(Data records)
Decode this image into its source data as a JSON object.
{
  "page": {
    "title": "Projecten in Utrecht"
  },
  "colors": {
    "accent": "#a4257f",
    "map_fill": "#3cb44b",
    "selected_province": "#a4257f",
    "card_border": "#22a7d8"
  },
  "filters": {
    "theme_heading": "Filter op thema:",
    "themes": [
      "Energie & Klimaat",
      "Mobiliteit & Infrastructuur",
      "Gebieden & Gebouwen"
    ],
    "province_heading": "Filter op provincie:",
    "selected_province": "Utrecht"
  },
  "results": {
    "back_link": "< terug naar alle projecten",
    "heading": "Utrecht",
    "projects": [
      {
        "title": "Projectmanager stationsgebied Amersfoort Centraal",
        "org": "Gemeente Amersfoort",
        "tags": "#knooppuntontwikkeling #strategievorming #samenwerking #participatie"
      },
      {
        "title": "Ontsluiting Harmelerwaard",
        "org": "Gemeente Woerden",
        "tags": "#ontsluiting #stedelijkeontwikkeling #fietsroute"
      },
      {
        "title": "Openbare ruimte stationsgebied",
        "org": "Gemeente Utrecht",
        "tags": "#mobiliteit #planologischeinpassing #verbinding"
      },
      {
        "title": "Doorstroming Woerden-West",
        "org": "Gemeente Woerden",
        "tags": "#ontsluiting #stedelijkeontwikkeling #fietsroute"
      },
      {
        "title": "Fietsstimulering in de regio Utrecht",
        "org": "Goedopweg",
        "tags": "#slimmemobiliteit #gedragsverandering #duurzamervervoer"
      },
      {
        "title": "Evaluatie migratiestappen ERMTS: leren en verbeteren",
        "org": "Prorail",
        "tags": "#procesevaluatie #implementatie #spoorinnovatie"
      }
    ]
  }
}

==

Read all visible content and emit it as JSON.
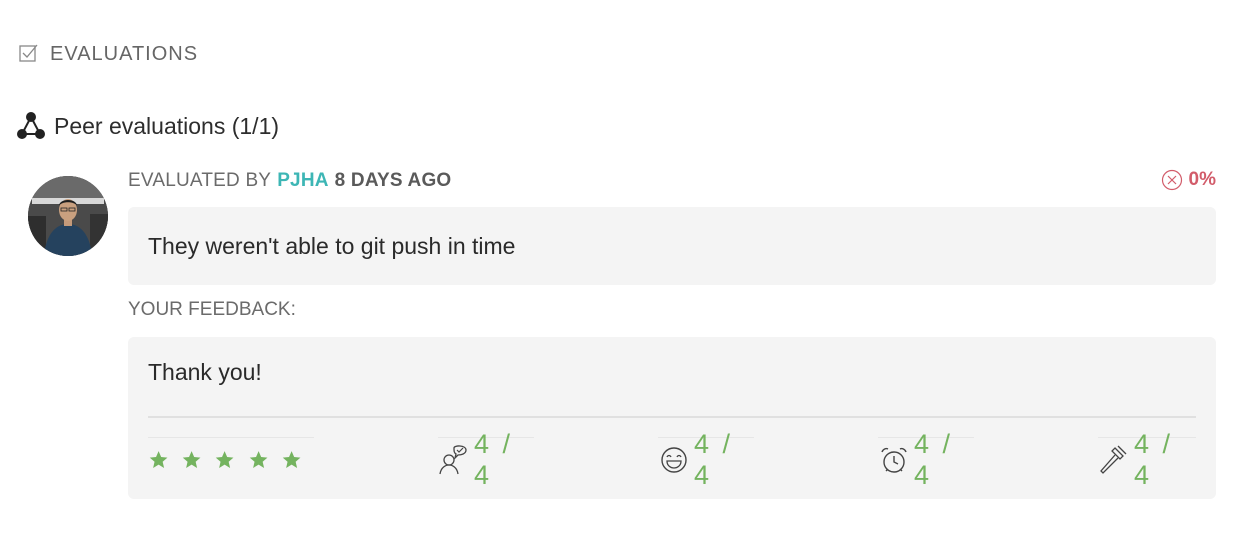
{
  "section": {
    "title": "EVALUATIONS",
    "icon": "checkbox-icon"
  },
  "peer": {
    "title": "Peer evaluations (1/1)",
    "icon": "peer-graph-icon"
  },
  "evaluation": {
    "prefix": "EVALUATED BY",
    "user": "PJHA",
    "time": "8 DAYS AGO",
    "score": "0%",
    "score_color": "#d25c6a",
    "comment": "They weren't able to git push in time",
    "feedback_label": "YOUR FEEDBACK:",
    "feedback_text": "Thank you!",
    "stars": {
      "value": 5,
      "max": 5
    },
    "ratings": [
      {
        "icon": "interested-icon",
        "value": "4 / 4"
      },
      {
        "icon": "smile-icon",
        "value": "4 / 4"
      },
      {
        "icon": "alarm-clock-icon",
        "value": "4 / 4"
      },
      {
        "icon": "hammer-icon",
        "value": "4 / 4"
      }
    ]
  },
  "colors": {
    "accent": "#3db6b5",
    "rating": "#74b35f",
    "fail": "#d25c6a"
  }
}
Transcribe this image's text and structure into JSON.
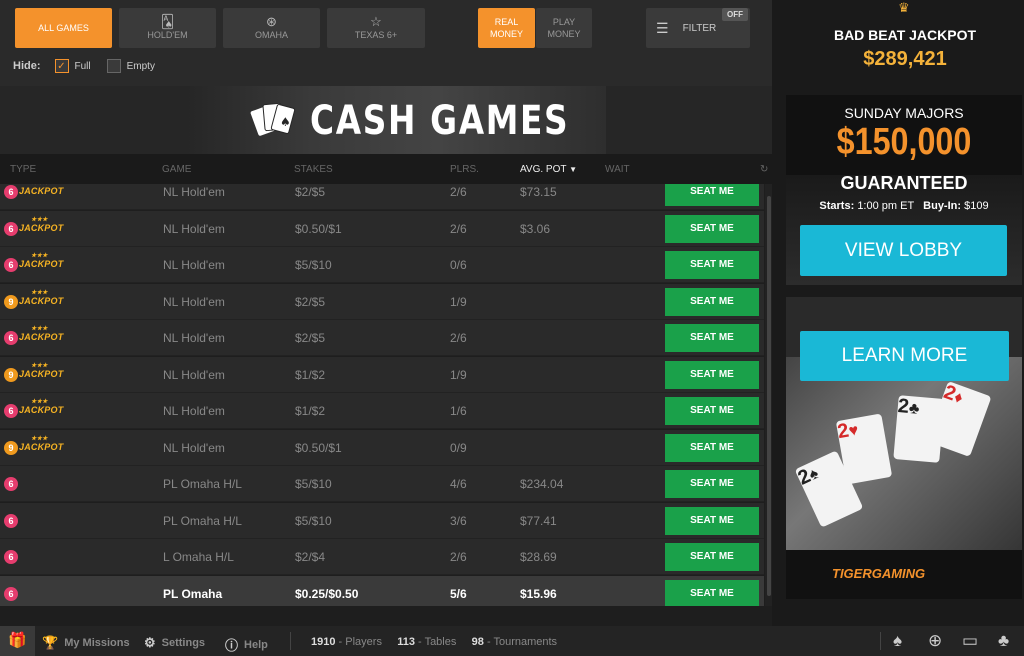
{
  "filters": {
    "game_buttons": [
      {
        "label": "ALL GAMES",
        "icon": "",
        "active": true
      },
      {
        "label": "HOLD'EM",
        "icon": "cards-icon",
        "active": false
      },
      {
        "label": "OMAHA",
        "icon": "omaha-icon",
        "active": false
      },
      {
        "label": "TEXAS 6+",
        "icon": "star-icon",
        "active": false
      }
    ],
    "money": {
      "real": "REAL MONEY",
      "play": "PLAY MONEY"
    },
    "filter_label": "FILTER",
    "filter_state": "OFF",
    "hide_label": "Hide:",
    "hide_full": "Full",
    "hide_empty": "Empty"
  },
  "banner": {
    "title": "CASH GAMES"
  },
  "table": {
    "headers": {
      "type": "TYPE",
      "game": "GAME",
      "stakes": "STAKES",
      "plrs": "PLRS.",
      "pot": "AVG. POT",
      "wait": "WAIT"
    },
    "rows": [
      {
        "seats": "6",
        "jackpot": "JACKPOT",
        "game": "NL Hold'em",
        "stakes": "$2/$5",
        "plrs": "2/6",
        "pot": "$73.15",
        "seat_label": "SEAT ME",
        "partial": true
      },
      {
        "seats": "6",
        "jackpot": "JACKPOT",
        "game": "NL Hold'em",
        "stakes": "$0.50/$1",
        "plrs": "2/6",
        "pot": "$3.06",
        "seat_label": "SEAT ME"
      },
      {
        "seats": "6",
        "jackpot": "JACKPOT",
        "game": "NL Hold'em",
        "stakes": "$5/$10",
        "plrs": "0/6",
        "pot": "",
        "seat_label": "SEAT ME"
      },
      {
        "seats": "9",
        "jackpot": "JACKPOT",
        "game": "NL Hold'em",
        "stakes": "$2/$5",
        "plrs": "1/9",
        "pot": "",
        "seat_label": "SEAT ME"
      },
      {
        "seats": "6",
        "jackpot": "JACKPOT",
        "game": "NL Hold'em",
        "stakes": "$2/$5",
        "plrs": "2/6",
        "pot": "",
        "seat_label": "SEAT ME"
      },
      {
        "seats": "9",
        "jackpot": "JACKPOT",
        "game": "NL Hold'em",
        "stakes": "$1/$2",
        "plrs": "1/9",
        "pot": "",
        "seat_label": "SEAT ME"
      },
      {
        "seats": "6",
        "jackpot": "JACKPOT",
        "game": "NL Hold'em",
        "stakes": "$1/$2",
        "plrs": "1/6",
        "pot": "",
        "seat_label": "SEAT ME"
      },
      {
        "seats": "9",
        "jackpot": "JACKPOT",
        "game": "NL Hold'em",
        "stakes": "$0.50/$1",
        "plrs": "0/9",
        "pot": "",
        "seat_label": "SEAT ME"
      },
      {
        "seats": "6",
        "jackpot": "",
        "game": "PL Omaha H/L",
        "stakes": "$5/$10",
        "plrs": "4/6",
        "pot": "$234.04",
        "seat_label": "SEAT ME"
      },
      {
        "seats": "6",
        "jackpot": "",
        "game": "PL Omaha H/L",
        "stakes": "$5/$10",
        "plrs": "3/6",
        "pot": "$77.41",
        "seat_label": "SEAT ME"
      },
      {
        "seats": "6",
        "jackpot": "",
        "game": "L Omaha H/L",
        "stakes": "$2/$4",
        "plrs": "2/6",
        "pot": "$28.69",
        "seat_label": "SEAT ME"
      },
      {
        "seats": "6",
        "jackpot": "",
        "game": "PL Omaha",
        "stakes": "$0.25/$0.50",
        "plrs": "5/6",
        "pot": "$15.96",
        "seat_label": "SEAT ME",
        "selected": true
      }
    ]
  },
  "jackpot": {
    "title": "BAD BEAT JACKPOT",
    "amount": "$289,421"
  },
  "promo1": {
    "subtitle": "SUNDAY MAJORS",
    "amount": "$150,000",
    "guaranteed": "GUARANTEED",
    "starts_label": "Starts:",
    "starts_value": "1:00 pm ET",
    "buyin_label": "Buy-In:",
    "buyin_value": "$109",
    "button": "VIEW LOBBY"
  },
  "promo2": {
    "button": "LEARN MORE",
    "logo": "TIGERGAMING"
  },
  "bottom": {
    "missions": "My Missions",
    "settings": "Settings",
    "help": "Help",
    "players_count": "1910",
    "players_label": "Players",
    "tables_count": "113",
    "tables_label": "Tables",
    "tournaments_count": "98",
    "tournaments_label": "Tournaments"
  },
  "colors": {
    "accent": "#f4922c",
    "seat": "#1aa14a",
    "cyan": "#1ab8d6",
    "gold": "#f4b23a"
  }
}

Task requirements: Your task is to pick out every line with the string "this" and copy it.

Complete answer:
Decode this image into its source data as a JSON object.
Transcribe this image's text and structure into JSON.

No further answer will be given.